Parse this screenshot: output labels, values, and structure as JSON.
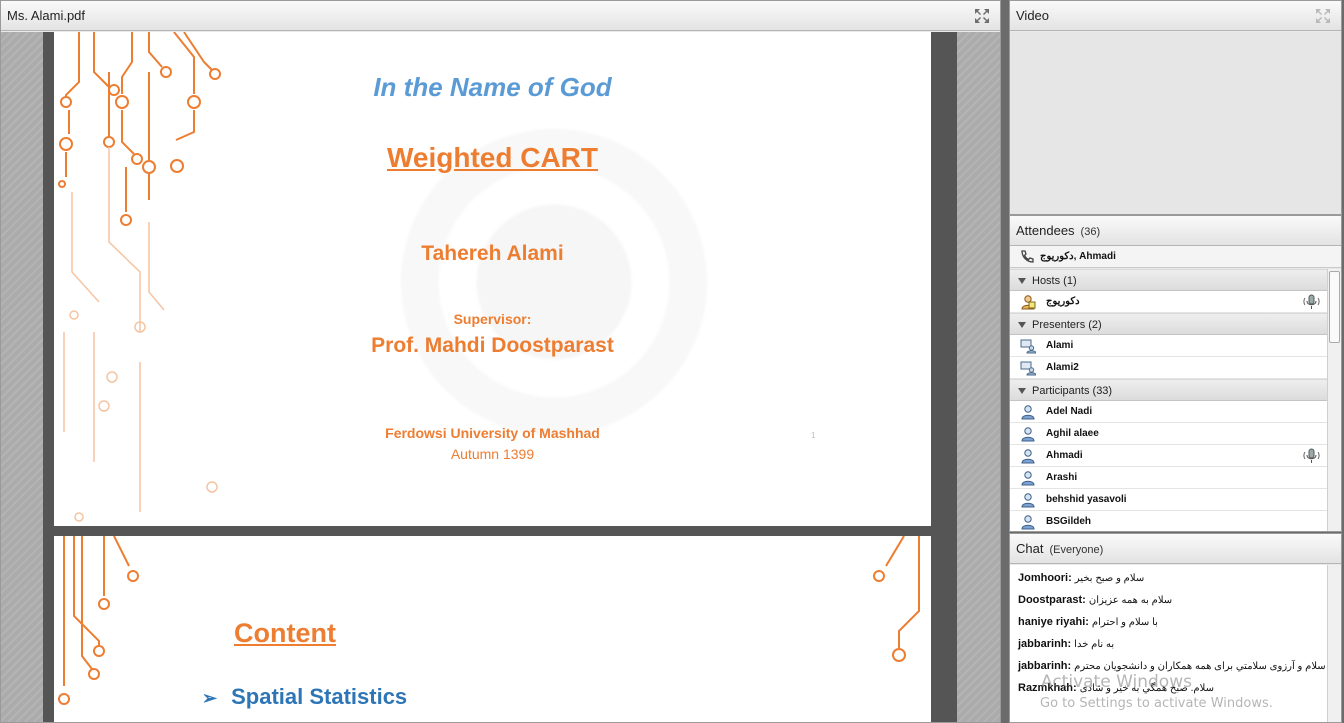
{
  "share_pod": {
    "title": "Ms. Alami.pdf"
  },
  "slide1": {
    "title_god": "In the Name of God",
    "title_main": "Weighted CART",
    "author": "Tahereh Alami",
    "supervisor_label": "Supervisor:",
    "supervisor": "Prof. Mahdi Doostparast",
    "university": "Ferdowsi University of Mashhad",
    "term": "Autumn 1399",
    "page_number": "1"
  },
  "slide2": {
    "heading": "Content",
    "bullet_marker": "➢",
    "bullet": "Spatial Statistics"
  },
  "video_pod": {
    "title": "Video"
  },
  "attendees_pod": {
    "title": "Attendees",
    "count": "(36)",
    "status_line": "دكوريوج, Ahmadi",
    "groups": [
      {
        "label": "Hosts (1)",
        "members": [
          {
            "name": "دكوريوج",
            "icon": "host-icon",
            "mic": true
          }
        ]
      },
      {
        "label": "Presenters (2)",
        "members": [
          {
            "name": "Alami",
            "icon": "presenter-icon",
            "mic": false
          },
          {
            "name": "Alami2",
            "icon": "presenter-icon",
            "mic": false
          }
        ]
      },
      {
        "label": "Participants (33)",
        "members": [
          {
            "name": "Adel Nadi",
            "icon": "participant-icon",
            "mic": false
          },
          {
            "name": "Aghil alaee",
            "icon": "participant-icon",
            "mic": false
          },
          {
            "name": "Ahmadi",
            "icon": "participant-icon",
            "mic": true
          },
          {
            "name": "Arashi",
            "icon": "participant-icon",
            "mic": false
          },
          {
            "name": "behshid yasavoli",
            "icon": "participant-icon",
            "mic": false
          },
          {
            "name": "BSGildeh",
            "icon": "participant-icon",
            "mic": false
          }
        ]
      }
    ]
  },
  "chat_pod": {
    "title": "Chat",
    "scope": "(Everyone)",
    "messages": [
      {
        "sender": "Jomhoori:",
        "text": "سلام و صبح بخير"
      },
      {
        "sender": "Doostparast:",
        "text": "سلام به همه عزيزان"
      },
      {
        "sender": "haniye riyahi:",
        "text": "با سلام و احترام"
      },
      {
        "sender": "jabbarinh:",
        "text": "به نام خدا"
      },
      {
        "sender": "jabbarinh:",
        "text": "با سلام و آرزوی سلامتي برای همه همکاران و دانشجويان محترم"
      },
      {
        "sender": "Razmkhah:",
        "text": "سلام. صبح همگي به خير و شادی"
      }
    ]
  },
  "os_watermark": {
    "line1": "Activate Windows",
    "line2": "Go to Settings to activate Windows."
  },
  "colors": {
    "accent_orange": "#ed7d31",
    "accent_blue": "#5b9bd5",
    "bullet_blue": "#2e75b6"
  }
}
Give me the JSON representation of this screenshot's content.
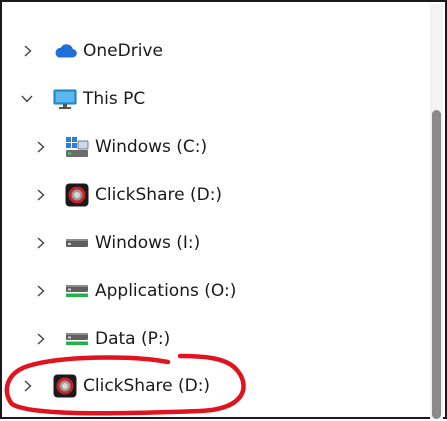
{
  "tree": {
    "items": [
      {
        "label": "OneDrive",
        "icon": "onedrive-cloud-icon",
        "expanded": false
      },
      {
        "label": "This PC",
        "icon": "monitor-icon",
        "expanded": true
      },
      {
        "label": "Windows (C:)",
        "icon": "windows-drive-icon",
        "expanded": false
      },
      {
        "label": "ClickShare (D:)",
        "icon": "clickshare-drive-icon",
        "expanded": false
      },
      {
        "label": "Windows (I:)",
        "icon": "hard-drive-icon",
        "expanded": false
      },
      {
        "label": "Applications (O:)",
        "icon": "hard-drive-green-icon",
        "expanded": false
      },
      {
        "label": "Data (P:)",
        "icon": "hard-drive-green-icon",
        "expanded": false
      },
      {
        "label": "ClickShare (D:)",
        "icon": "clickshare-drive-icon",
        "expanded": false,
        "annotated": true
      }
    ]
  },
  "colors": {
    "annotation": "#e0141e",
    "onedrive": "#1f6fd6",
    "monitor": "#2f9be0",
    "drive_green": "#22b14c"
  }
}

__Your objective__: Print all of the records shown above exactly, leaving out each picture.

__Full response__:
Parse this screenshot: output labels, values, and structure as JSON.
{
  "share_pod": {
    "title": "Ms. Alami.pdf"
  },
  "slide1": {
    "title_god": "In the Name of God",
    "title_main": "Weighted CART",
    "author": "Tahereh Alami",
    "supervisor_label": "Supervisor:",
    "supervisor": "Prof. Mahdi Doostparast",
    "university": "Ferdowsi University of Mashhad",
    "term": "Autumn 1399",
    "page_number": "1"
  },
  "slide2": {
    "heading": "Content",
    "bullet_marker": "➢",
    "bullet": "Spatial Statistics"
  },
  "video_pod": {
    "title": "Video"
  },
  "attendees_pod": {
    "title": "Attendees",
    "count": "(36)",
    "status_line": "دكوريوج, Ahmadi",
    "groups": [
      {
        "label": "Hosts (1)",
        "members": [
          {
            "name": "دكوريوج",
            "icon": "host-icon",
            "mic": true
          }
        ]
      },
      {
        "label": "Presenters (2)",
        "members": [
          {
            "name": "Alami",
            "icon": "presenter-icon",
            "mic": false
          },
          {
            "name": "Alami2",
            "icon": "presenter-icon",
            "mic": false
          }
        ]
      },
      {
        "label": "Participants (33)",
        "members": [
          {
            "name": "Adel Nadi",
            "icon": "participant-icon",
            "mic": false
          },
          {
            "name": "Aghil alaee",
            "icon": "participant-icon",
            "mic": false
          },
          {
            "name": "Ahmadi",
            "icon": "participant-icon",
            "mic": true
          },
          {
            "name": "Arashi",
            "icon": "participant-icon",
            "mic": false
          },
          {
            "name": "behshid yasavoli",
            "icon": "participant-icon",
            "mic": false
          },
          {
            "name": "BSGildeh",
            "icon": "participant-icon",
            "mic": false
          }
        ]
      }
    ]
  },
  "chat_pod": {
    "title": "Chat",
    "scope": "(Everyone)",
    "messages": [
      {
        "sender": "Jomhoori:",
        "text": "سلام و صبح بخير"
      },
      {
        "sender": "Doostparast:",
        "text": "سلام به همه عزيزان"
      },
      {
        "sender": "haniye riyahi:",
        "text": "با سلام و احترام"
      },
      {
        "sender": "jabbarinh:",
        "text": "به نام خدا"
      },
      {
        "sender": "jabbarinh:",
        "text": "با سلام و آرزوی سلامتي برای همه همکاران و دانشجويان محترم"
      },
      {
        "sender": "Razmkhah:",
        "text": "سلام. صبح همگي به خير و شادی"
      }
    ]
  },
  "os_watermark": {
    "line1": "Activate Windows",
    "line2": "Go to Settings to activate Windows."
  },
  "colors": {
    "accent_orange": "#ed7d31",
    "accent_blue": "#5b9bd5",
    "bullet_blue": "#2e75b6"
  }
}
Give me the JSON representation of this screenshot's content.
{
  "tree": {
    "items": [
      {
        "label": "OneDrive",
        "icon": "onedrive-cloud-icon",
        "expanded": false
      },
      {
        "label": "This PC",
        "icon": "monitor-icon",
        "expanded": true
      },
      {
        "label": "Windows (C:)",
        "icon": "windows-drive-icon",
        "expanded": false
      },
      {
        "label": "ClickShare (D:)",
        "icon": "clickshare-drive-icon",
        "expanded": false
      },
      {
        "label": "Windows (I:)",
        "icon": "hard-drive-icon",
        "expanded": false
      },
      {
        "label": "Applications (O:)",
        "icon": "hard-drive-green-icon",
        "expanded": false
      },
      {
        "label": "Data (P:)",
        "icon": "hard-drive-green-icon",
        "expanded": false
      },
      {
        "label": "ClickShare (D:)",
        "icon": "clickshare-drive-icon",
        "expanded": false,
        "annotated": true
      }
    ]
  },
  "colors": {
    "annotation": "#e0141e",
    "onedrive": "#1f6fd6",
    "monitor": "#2f9be0",
    "drive_green": "#22b14c"
  }
}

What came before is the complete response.